> _Task to carry out_:
Each line should be copied exactly.

Stored items:
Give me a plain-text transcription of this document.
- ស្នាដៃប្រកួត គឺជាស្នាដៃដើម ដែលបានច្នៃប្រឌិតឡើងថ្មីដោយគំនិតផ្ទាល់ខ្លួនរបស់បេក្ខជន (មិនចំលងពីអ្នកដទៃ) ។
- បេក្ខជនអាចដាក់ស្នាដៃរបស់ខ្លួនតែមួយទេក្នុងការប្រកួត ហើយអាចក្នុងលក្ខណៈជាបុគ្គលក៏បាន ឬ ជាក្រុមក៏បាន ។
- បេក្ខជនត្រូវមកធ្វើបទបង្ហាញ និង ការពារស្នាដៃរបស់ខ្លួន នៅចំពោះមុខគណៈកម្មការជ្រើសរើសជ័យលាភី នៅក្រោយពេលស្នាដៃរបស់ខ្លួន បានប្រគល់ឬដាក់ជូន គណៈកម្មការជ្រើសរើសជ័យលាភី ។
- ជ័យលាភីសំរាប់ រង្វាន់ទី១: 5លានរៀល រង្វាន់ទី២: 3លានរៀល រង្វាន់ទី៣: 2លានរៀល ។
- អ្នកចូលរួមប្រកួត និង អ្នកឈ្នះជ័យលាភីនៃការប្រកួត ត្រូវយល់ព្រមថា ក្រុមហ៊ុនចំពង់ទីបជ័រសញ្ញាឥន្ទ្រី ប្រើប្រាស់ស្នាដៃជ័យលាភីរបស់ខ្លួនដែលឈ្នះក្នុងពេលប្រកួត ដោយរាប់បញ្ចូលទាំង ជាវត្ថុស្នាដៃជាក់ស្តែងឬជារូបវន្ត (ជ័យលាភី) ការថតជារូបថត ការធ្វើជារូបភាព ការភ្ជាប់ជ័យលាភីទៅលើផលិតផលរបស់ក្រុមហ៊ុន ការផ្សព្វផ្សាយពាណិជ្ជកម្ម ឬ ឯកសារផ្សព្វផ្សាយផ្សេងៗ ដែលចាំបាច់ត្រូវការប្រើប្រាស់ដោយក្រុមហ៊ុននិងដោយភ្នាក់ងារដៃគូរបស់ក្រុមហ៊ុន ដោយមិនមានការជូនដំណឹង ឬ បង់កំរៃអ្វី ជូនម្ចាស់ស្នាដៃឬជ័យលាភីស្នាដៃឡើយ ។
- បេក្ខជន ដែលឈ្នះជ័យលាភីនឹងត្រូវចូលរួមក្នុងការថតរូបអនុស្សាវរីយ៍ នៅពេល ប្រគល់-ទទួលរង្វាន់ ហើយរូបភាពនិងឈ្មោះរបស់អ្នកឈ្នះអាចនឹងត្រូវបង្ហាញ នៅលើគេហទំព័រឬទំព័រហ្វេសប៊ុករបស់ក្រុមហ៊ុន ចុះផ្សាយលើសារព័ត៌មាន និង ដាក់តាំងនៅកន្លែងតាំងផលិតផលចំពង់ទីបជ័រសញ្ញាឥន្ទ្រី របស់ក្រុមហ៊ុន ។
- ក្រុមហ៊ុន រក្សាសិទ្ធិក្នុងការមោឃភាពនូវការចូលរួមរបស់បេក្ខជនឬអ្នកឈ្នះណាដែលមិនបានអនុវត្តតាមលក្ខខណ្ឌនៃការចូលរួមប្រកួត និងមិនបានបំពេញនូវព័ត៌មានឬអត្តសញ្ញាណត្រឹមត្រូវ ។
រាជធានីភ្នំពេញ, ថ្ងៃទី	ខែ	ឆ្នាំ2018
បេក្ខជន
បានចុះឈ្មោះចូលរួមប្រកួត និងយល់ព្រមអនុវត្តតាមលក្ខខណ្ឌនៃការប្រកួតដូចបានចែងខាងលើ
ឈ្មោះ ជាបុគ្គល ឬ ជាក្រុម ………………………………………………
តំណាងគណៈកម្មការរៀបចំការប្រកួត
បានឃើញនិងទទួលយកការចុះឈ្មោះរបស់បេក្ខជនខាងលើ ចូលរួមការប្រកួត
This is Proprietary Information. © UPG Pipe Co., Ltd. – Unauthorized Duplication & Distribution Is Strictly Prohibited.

> _Full response_:
Give me a plain-text transcription of this document.
- ស្នាដៃប្រកួត គឺជាស្នាដៃដើម ដែលបានច្នៃប្រឌិតឡើងថ្មីដោយគំនិតផ្ទាល់ខ្លួនរបស់បេក្ខជន (មិនចំលងពីអ្នកដទៃ) ។
- បេក្ខជនអាចដាក់ស្នាដៃរបស់ខ្លួនតែមួយទេក្នុងការប្រកួត ហើយអាចក្នុងលក្ខណៈជាបុគ្គលក៏បាន ឬ ជាក្រុមក៏បាន ។
- បេក្ខជនត្រូវមកធ្វើបទបង្ហាញ និង ការពារស្នាដៃរបស់ខ្លួន នៅចំពោះមុខគណៈកម្មការជ្រើសរើសជ័យលាភី នៅក្រោយពេលស្នាដៃរបស់ខ្លួន បានប្រគល់ឬដាក់ជូន គណៈកម្មការជ្រើសរើសជ័យលាភី ។
- ជ័យលាភីសំរាប់ រង្វាន់ទី១: 5លានរៀល រង្វាន់ទី២: 3លានរៀល រង្វាន់ទី៣: 2លានរៀល ។
- អ្នកចូលរួមប្រកួត និង អ្នកឈ្នះជ័យលាភីនៃការប្រកួត ត្រូវយល់ព្រមថា ក្រុមហ៊ុនចំពង់ទីបជ័រសញ្ញាឥន្ទ្រី ប្រើប្រាស់ស្នាដៃជ័យលាភីរបស់ខ្លួនដែលឈ្នះក្នុងពេលប្រកួត ដោយរាប់បញ្ចូលទាំង ជាវត្ថុស្នាដៃជាក់ស្តែងឬជារូបវន្ត (ជ័យលាភី) ការថតជារូបថត ការធ្វើជារូបភាព ការភ្ជាប់ជ័យលាភីទៅលើផលិតផលរបស់ក្រុមហ៊ុន ការផ្សព្វផ្សាយពាណិជ្ជកម្ម ឬ ឯកសារផ្សព្វផ្សាយផ្សេងៗ ដែលចាំបាច់ត្រូវការប្រើប្រាស់ដោយក្រុមហ៊ុននិងដោយភ្នាក់ងារដៃគូរបស់ក្រុមហ៊ុន ដោយមិនមានការជូនដំណឹង ឬ បង់កំរៃអ្វី ជូនម្ចាស់ស្នាដៃឬជ័យលាភីស្នាដៃឡើយ ។
- បេក្ខជន ដែលឈ្នះជ័យលាភីនឹងត្រូវចូលរួមក្នុងការថតរូបអនុស្សាវរីយ៍ នៅពេល ប្រគល់-ទទួលរង្វាន់ ហើយរូបភាពនិងឈ្មោះរបស់អ្នកឈ្នះអាចនឹងត្រូវបង្ហាញ នៅលើគេហទំព័រឬទំព័រហ្វេសប៊ុករបស់ក្រុមហ៊ុន ចុះផ្សាយលើសារព័ត៌មាន និង ដាក់តាំងនៅកន្លែងតាំងផលិតផលចំពង់ទីបជ័រសញ្ញាឥន្ទ្រី របស់ក្រុមហ៊ុន ។
- ក្រុមហ៊ុន រក្សាសិទ្ធិក្នុងការមោឃភាពនូវការចូលរួមរបស់បេក្ខជនឬអ្នកឈ្នះណាដែលមិនបានអនុវត្តតាមលក្ខខណ្ឌនៃការចូលរួមប្រកួត និងមិនបានបំពេញនូវព័ត៌មានឬអត្តសញ្ញាណត្រឹមត្រូវ ។
រាជធានីភ្នំពេញ, ថ្ងៃទី	ខែ	ឆ្នាំ2018
បេក្ខជន
បានចុះឈ្មោះចូលរួមប្រកួត និងយល់ព្រមអនុវត្តតាមលក្ខខណ្ឌនៃការប្រកួតដូចបានចែងខាងលើ
ឈ្មោះ ជាបុគ្គល ឬ ជាក្រុម ………………………………………………
តំណាងគណៈកម្មការរៀបចំការប្រកួត
បានឃើញនិងទទួលយកការចុះឈ្មោះរបស់បេក្ខជនខាងលើ ចូលរួមការប្រកួត
This is Proprietary Information. © UPG Pipe Co., Ltd. – Unauthorized Duplication & Distribution Is Strictly Prohibited.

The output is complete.